▶ **GOAL**:
Retype the material below. Keep every word exactly as it is.

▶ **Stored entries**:
-- Begin --
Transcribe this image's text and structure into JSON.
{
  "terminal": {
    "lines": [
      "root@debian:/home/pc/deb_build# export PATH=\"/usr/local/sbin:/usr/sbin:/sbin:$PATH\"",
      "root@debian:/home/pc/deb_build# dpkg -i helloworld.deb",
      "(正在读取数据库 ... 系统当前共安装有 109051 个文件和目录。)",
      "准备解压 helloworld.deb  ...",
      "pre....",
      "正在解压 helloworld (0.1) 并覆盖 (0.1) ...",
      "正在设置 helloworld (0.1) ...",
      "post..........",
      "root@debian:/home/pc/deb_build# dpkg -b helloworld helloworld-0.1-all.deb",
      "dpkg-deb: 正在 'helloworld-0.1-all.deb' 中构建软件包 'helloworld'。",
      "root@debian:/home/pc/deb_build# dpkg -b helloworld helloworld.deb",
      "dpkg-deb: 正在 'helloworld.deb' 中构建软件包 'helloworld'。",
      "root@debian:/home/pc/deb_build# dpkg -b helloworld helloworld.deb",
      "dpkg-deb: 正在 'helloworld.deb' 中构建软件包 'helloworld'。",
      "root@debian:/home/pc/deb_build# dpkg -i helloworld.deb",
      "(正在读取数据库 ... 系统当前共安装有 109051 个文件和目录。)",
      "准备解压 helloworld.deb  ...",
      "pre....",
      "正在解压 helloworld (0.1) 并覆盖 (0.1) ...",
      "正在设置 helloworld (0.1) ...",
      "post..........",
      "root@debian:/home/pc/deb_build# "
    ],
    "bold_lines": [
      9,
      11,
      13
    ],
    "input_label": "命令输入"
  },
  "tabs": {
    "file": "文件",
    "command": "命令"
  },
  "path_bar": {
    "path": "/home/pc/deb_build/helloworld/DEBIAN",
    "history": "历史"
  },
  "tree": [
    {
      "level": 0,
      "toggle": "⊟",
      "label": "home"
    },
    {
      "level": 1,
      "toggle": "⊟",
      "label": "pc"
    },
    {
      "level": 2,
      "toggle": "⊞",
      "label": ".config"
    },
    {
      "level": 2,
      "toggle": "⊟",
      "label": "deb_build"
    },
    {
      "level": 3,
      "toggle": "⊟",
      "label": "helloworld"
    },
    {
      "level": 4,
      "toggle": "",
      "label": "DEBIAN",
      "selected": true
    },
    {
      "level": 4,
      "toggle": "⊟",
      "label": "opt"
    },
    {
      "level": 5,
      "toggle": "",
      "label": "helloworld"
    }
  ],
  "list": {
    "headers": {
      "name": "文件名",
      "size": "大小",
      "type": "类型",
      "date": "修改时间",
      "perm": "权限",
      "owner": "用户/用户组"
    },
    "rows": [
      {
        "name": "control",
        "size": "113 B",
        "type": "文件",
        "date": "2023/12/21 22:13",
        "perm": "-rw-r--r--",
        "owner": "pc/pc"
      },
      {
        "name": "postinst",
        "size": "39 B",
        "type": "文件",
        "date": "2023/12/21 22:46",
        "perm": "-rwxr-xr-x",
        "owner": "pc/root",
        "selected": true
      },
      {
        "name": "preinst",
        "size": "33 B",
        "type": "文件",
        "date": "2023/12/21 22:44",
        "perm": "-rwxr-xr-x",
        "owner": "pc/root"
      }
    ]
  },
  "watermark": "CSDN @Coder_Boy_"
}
-- End --
▶ **WRITTEN RESPONSE**:
Transcribe this image's text and structure into JSON.
{
  "terminal": {
    "lines": [
      "root@debian:/home/pc/deb_build# export PATH=\"/usr/local/sbin:/usr/sbin:/sbin:$PATH\"",
      "root@debian:/home/pc/deb_build# dpkg -i helloworld.deb",
      "(正在读取数据库 ... 系统当前共安装有 109051 个文件和目录。)",
      "准备解压 helloworld.deb  ...",
      "pre....",
      "正在解压 helloworld (0.1) 并覆盖 (0.1) ...",
      "正在设置 helloworld (0.1) ...",
      "post..........",
      "root@debian:/home/pc/deb_build# dpkg -b helloworld helloworld-0.1-all.deb",
      "dpkg-deb: 正在 'helloworld-0.1-all.deb' 中构建软件包 'helloworld'。",
      "root@debian:/home/pc/deb_build# dpkg -b helloworld helloworld.deb",
      "dpkg-deb: 正在 'helloworld.deb' 中构建软件包 'helloworld'。",
      "root@debian:/home/pc/deb_build# dpkg -b helloworld helloworld.deb",
      "dpkg-deb: 正在 'helloworld.deb' 中构建软件包 'helloworld'。",
      "root@debian:/home/pc/deb_build# dpkg -i helloworld.deb",
      "(正在读取数据库 ... 系统当前共安装有 109051 个文件和目录。)",
      "准备解压 helloworld.deb  ...",
      "pre....",
      "正在解压 helloworld (0.1) 并覆盖 (0.1) ...",
      "正在设置 helloworld (0.1) ...",
      "post..........",
      "root@debian:/home/pc/deb_build# "
    ],
    "bold_lines": [
      9,
      11,
      13
    ],
    "input_label": "命令输入"
  },
  "tabs": {
    "file": "文件",
    "command": "命令"
  },
  "path_bar": {
    "path": "/home/pc/deb_build/helloworld/DEBIAN",
    "history": "历史"
  },
  "tree": [
    {
      "level": 0,
      "toggle": "⊟",
      "label": "home"
    },
    {
      "level": 1,
      "toggle": "⊟",
      "label": "pc"
    },
    {
      "level": 2,
      "toggle": "⊞",
      "label": ".config"
    },
    {
      "level": 2,
      "toggle": "⊟",
      "label": "deb_build"
    },
    {
      "level": 3,
      "toggle": "⊟",
      "label": "helloworld"
    },
    {
      "level": 4,
      "toggle": "",
      "label": "DEBIAN",
      "selected": true
    },
    {
      "level": 4,
      "toggle": "⊟",
      "label": "opt"
    },
    {
      "level": 5,
      "toggle": "",
      "label": "helloworld"
    }
  ],
  "list": {
    "headers": {
      "name": "文件名",
      "size": "大小",
      "type": "类型",
      "date": "修改时间",
      "perm": "权限",
      "owner": "用户/用户组"
    },
    "rows": [
      {
        "name": "control",
        "size": "113 B",
        "type": "文件",
        "date": "2023/12/21 22:13",
        "perm": "-rw-r--r--",
        "owner": "pc/pc"
      },
      {
        "name": "postinst",
        "size": "39 B",
        "type": "文件",
        "date": "2023/12/21 22:46",
        "perm": "-rwxr-xr-x",
        "owner": "pc/root",
        "selected": true
      },
      {
        "name": "preinst",
        "size": "33 B",
        "type": "文件",
        "date": "2023/12/21 22:44",
        "perm": "-rwxr-xr-x",
        "owner": "pc/root"
      }
    ]
  },
  "watermark": "CSDN @Coder_Boy_"
}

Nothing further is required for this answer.